**What you will do**
Write each record again exactly as it stands.

# Start of Data provided

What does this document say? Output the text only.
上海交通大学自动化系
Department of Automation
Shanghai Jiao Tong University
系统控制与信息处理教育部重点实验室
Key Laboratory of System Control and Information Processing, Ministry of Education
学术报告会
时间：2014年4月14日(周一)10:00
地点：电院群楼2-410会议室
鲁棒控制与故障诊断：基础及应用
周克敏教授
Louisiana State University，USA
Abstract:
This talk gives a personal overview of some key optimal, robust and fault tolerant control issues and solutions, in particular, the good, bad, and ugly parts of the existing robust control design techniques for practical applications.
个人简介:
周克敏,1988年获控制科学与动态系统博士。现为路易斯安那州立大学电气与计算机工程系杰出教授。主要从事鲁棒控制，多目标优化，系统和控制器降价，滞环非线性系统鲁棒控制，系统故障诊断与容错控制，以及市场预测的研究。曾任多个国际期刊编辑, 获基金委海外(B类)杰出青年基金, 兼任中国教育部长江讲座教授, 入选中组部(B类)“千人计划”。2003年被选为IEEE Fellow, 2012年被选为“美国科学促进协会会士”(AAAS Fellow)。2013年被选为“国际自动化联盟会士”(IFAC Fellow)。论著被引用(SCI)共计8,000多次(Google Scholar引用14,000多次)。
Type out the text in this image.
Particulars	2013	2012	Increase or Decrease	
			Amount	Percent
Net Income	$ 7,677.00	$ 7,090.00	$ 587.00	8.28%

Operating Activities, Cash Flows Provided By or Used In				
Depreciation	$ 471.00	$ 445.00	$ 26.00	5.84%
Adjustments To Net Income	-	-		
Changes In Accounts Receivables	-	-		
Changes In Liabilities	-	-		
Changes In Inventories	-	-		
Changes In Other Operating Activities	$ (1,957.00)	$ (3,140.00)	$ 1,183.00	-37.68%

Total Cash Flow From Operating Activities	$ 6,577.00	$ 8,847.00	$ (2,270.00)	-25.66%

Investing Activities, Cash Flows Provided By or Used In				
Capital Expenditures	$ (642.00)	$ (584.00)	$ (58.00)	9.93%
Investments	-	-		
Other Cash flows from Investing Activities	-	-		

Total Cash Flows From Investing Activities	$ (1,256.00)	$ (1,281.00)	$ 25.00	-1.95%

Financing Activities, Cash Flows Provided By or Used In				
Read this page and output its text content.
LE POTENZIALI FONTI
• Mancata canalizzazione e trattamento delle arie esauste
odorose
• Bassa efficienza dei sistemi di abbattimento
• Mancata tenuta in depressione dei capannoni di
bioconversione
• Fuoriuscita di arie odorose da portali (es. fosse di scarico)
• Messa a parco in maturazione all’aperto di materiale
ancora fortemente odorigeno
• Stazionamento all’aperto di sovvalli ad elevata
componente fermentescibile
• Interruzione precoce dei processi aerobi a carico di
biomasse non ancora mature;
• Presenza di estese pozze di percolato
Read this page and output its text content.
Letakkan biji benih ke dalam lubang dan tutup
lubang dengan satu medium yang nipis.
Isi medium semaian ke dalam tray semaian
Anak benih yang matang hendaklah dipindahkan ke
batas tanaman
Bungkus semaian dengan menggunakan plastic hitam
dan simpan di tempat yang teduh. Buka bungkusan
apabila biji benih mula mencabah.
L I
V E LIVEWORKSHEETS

# End of Data provided

**Completed task**
What does this document say? Output the text only.
上海交通大学自动化系
Department of Automation
Shanghai Jiao Tong University
系统控制与信息处理教育部重点实验室
Key Laboratory of System Control and Information Processing, Ministry of Education
学术报告会
时间：2014年4月14日(周一)10:00
地点：电院群楼2-410会议室
鲁棒控制与故障诊断：基础及应用
周克敏教授
Louisiana State University，USA
Abstract:
This talk gives a personal overview of some key optimal, robust and fault tolerant control issues and solutions, in particular, the good, bad, and ugly parts of the existing robust control design techniques for practical applications.
个人简介:
周克敏,1988年获控制科学与动态系统博士。现为路易斯安那州立大学电气与计算机工程系杰出教授。主要从事鲁棒控制，多目标优化，系统和控制器降价，滞环非线性系统鲁棒控制，系统故障诊断与容错控制，以及市场预测的研究。曾任多个国际期刊编辑, 获基金委海外(B类)杰出青年基金, 兼任中国教育部长江讲座教授, 入选中组部(B类)“千人计划”。2003年被选为IEEE Fellow, 2012年被选为“美国科学促进协会会士”(AAAS Fellow)。2013年被选为“国际自动化联盟会士”(IFAC Fellow)。论著被引用(SCI)共计8,000多次(Google Scholar引用14,000多次)。
Type out the text in this image.
Particulars	2013	2012	Increase or Decrease	
			Amount	Percent
Net Income	$ 7,677.00	$ 7,090.00	$ 587.00	8.28%

Operating Activities, Cash Flows Provided By or Used In				
Depreciation	$ 471.00	$ 445.00	$ 26.00	5.84%
Adjustments To Net Income	-	-		
Changes In Accounts Receivables	-	-		
Changes In Liabilities	-	-		
Changes In Inventories	-	-		
Changes In Other Operating Activities	$ (1,957.00)	$ (3,140.00)	$ 1,183.00	-37.68%

Total Cash Flow From Operating Activities	$ 6,577.00	$ 8,847.00	$ (2,270.00)	-25.66%

Investing Activities, Cash Flows Provided By or Used In				
Capital Expenditures	$ (642.00)	$ (584.00)	$ (58.00)	9.93%
Investments	-	-		
Other Cash flows from Investing Activities	-	-		

Total Cash Flows From Investing Activities	$ (1,256.00)	$ (1,281.00)	$ 25.00	-1.95%

Financing Activities, Cash Flows Provided By or Used In				
Read this page and output its text content.
LE POTENZIALI FONTI
• Mancata canalizzazione e trattamento delle arie esauste
odorose
• Bassa efficienza dei sistemi di abbattimento
• Mancata tenuta in depressione dei capannoni di
bioconversione
• Fuoriuscita di arie odorose da portali (es. fosse di scarico)
• Messa a parco in maturazione all’aperto di materiale
ancora fortemente odorigeno
• Stazionamento all’aperto di sovvalli ad elevata
componente fermentescibile
• Interruzione precoce dei processi aerobi a carico di
biomasse non ancora mature;
• Presenza di estese pozze di percolato
Read this page and output its text content.
Letakkan biji benih ke dalam lubang dan tutup
lubang dengan satu medium yang nipis.
Isi medium semaian ke dalam tray semaian
Anak benih yang matang hendaklah dipindahkan ke
batas tanaman
Bungkus semaian dengan menggunakan plastic hitam
dan simpan di tempat yang teduh. Buka bungkusan
apabila biji benih mula mencabah.
L I
V E LIVEWORKSHEETS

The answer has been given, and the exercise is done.